▸ **Aim of the exercise**
Copy the lines holding the word "ลกากร", all of them.

▸ **Data to use**
####
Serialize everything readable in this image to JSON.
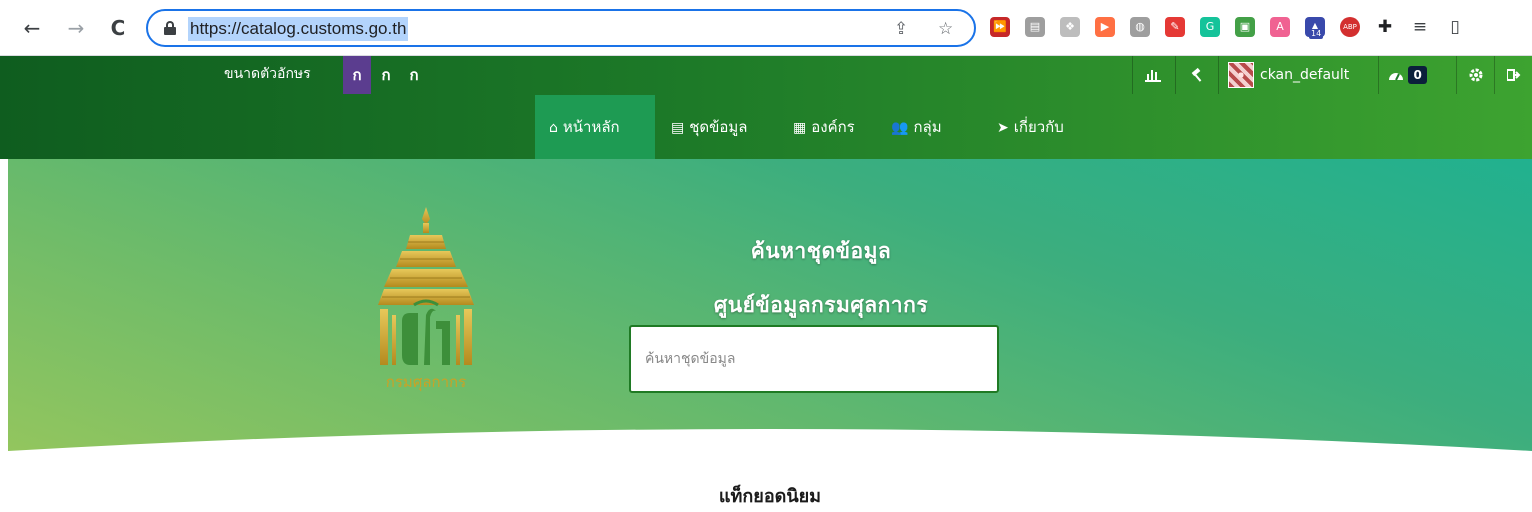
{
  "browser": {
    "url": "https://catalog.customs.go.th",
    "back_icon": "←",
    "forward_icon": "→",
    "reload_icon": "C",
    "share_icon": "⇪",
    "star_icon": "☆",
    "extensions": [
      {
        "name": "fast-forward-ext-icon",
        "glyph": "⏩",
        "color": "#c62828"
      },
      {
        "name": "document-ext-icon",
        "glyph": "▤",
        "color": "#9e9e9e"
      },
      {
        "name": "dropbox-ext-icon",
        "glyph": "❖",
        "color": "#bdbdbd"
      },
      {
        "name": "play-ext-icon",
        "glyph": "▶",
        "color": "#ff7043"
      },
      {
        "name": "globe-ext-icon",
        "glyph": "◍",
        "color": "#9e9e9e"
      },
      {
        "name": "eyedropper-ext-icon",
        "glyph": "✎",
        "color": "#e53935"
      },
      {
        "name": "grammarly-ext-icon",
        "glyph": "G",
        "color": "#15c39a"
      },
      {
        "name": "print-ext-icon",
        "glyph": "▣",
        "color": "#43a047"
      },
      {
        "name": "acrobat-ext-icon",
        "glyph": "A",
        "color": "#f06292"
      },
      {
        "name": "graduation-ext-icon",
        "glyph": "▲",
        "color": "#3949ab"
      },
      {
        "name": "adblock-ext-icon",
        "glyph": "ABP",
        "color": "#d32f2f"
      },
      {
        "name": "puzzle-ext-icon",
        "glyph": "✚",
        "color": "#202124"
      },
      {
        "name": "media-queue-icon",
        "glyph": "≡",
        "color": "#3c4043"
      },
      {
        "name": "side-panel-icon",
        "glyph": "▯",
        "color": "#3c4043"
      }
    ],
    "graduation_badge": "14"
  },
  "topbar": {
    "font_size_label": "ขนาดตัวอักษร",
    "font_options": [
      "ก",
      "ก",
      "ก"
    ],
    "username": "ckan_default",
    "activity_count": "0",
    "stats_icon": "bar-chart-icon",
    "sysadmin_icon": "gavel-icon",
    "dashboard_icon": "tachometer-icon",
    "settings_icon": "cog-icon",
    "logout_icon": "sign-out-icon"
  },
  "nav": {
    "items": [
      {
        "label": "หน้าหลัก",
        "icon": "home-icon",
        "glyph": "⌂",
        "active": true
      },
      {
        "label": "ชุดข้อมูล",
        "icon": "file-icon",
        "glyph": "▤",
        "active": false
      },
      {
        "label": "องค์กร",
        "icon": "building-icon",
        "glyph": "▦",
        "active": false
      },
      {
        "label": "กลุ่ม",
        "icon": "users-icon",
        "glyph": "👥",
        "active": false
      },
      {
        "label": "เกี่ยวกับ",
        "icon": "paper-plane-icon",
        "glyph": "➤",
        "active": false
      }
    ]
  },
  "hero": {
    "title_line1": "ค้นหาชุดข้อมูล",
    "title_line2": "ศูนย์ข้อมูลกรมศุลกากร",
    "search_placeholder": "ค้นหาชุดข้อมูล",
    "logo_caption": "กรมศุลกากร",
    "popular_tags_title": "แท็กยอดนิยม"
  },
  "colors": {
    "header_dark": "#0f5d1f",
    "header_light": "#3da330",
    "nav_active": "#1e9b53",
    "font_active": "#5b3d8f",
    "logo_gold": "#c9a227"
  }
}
####
▸ **Correct answer**
    "title_line2": "ศูนย์ข้อมูลกรมศุลกากร",
    "logo_caption": "กรมศุลกากร",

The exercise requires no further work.